TASK MATERIAL
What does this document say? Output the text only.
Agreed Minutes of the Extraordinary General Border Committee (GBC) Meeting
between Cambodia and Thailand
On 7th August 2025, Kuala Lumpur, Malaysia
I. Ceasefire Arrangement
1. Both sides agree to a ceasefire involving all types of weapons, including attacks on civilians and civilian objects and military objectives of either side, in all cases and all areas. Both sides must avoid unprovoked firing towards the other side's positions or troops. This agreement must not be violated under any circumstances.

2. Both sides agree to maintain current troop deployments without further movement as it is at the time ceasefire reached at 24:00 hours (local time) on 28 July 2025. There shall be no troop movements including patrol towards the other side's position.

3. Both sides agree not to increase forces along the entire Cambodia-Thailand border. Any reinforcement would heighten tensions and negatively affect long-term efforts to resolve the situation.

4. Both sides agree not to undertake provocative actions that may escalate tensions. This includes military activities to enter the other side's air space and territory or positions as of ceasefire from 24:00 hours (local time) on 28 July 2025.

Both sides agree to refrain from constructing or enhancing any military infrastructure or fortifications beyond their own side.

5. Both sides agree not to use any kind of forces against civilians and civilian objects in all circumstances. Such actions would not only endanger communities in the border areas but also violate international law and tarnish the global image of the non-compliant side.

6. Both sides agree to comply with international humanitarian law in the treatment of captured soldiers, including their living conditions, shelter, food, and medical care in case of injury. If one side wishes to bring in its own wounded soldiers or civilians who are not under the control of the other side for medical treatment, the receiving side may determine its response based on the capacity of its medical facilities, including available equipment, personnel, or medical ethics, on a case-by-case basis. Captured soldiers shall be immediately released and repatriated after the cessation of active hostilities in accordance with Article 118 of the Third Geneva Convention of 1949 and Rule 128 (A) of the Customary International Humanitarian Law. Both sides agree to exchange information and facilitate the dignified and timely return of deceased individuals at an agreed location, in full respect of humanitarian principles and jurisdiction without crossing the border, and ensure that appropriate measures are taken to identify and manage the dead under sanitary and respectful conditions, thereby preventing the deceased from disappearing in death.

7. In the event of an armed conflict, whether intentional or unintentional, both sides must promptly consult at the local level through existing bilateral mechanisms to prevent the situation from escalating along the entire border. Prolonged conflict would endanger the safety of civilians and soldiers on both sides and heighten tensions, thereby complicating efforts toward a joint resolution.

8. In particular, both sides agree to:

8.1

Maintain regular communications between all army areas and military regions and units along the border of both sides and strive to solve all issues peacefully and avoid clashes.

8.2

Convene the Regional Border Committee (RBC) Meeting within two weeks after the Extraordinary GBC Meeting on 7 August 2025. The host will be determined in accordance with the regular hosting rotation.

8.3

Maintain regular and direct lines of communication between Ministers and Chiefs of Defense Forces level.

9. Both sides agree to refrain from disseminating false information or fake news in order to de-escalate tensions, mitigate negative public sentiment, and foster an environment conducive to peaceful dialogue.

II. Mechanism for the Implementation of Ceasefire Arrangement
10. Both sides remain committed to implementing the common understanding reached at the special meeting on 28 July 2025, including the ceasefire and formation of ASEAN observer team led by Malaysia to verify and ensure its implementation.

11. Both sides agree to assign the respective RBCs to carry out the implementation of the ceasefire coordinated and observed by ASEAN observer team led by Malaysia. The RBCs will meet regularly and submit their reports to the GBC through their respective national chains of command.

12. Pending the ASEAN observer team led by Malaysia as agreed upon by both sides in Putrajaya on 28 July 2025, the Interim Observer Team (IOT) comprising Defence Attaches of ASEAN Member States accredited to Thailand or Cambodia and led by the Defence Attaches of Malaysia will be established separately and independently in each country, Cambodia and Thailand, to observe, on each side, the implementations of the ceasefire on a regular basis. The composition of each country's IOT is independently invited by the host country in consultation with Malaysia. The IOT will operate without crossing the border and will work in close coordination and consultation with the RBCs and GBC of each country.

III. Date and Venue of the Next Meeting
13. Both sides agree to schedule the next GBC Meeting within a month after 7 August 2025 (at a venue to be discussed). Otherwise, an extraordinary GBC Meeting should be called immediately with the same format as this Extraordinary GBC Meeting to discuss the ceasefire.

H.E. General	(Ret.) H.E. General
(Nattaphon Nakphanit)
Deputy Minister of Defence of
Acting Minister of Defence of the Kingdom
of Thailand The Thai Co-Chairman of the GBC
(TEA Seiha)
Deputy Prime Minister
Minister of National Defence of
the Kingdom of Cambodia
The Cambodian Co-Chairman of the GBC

TO BE DONE
Say how many lines of the data include the word "Arrangement". Respond with the number alone.

ANSWER
2